Keep the pictures out of the copy and repeat the records exactly.
** START EXTRACTED ENTRIES **
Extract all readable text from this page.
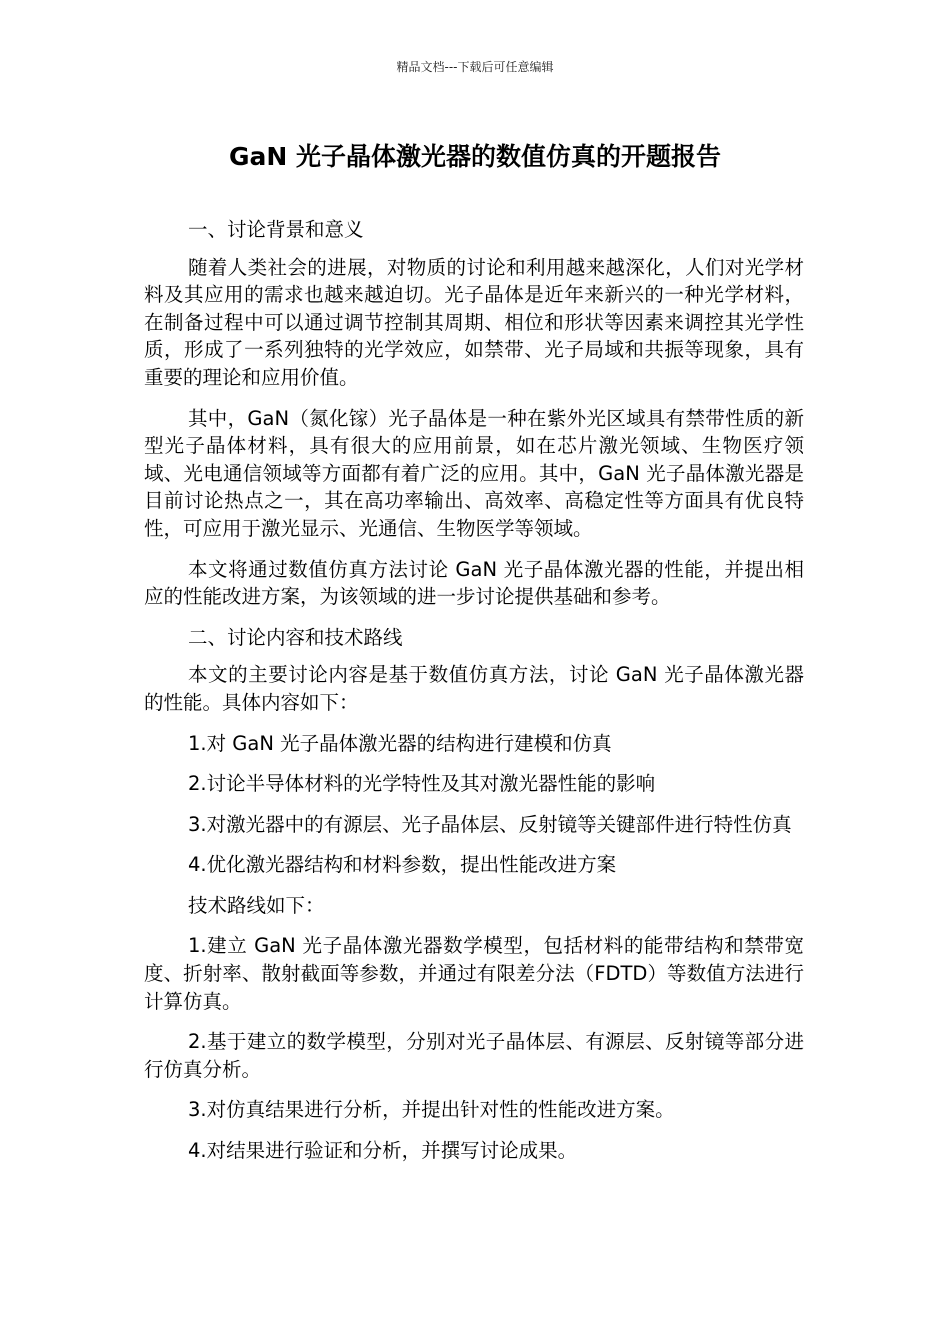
精品文档---下载后可任意编辑
GaN 光子晶体激光器的数值仿真的开题报告

一、讨论背景和意义

随着人类社会的进展，对物质的讨论和利用越来越深化，人们对光学材料及其应用的需求也越来越迫切。光子晶体是近年来新兴的一种光学材料，在制备过程中可以通过调节控制其周期、相位和形状等因素来调控其光学性质，形成了一系列独特的光学效应，如禁带、光子局域和共振等现象，具有重要的理论和应用价值。

其中，GaN（氮化镓）光子晶体是一种在紫外光区域具有禁带性质的新型光子晶体材料，具有很大的应用前景，如在芯片激光领域、生物医疗领域、光电通信领域等方面都有着广泛的应用。其中，GaN 光子晶体激光器是目前讨论热点之一，其在高功率输出、高效率、高稳定性等方面具有优良特性，可应用于激光显示、光通信、生物医学等领域。

本文将通过数值仿真方法讨论 GaN 光子晶体激光器的性能，并提出相应的性能改进方案，为该领域的进一步讨论提供基础和参考。

二、讨论内容和技术路线

本文的主要讨论内容是基于数值仿真方法，讨论 GaN 光子晶体激光器的性能。具体内容如下：

1.对 GaN 光子晶体激光器的结构进行建模和仿真

2.讨论半导体材料的光学特性及其对激光器性能的影响

3.对激光器中的有源层、光子晶体层、反射镜等关键部件进行特性仿真

4.优化激光器结构和材料参数，提出性能改进方案

技术路线如下：

1.建立 GaN 光子晶体激光器数学模型，包括材料的能带结构和禁带宽度、折射率、散射截面等参数，并通过有限差分法（FDTD）等数值方法进行计算仿真。

2.基于建立的数学模型，分别对光子晶体层、有源层、反射镜等部分进行仿真分析。

3.对仿真结果进行分析，并提出针对性的性能改进方案。

4.对结果进行验证和分析，并撰写讨论成果。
** END EXTRACTED ENTRIES **
### FULL SOLUTION
Extract all readable text from this page.
精品文档---下载后可任意编辑
GaN 光子晶体激光器的数值仿真的开题报告

一、讨论背景和意义

随着人类社会的进展，对物质的讨论和利用越来越深化，人们对光学材料及其应用的需求也越来越迫切。光子晶体是近年来新兴的一种光学材料，在制备过程中可以通过调节控制其周期、相位和形状等因素来调控其光学性质，形成了一系列独特的光学效应，如禁带、光子局域和共振等现象，具有重要的理论和应用价值。

其中，GaN（氮化镓）光子晶体是一种在紫外光区域具有禁带性质的新型光子晶体材料，具有很大的应用前景，如在芯片激光领域、生物医疗领域、光电通信领域等方面都有着广泛的应用。其中，GaN 光子晶体激光器是目前讨论热点之一，其在高功率输出、高效率、高稳定性等方面具有优良特性，可应用于激光显示、光通信、生物医学等领域。

本文将通过数值仿真方法讨论 GaN 光子晶体激光器的性能，并提出相应的性能改进方案，为该领域的进一步讨论提供基础和参考。

二、讨论内容和技术路线

本文的主要讨论内容是基于数值仿真方法，讨论 GaN 光子晶体激光器的性能。具体内容如下：

1.对 GaN 光子晶体激光器的结构进行建模和仿真

2.讨论半导体材料的光学特性及其对激光器性能的影响

3.对激光器中的有源层、光子晶体层、反射镜等关键部件进行特性仿真

4.优化激光器结构和材料参数，提出性能改进方案

技术路线如下：

1.建立 GaN 光子晶体激光器数学模型，包括材料的能带结构和禁带宽度、折射率、散射截面等参数，并通过有限差分法（FDTD）等数值方法进行计算仿真。

2.基于建立的数学模型，分别对光子晶体层、有源层、反射镜等部分进行仿真分析。

3.对仿真结果进行分析，并提出针对性的性能改进方案。

4.对结果进行验证和分析，并撰写讨论成果。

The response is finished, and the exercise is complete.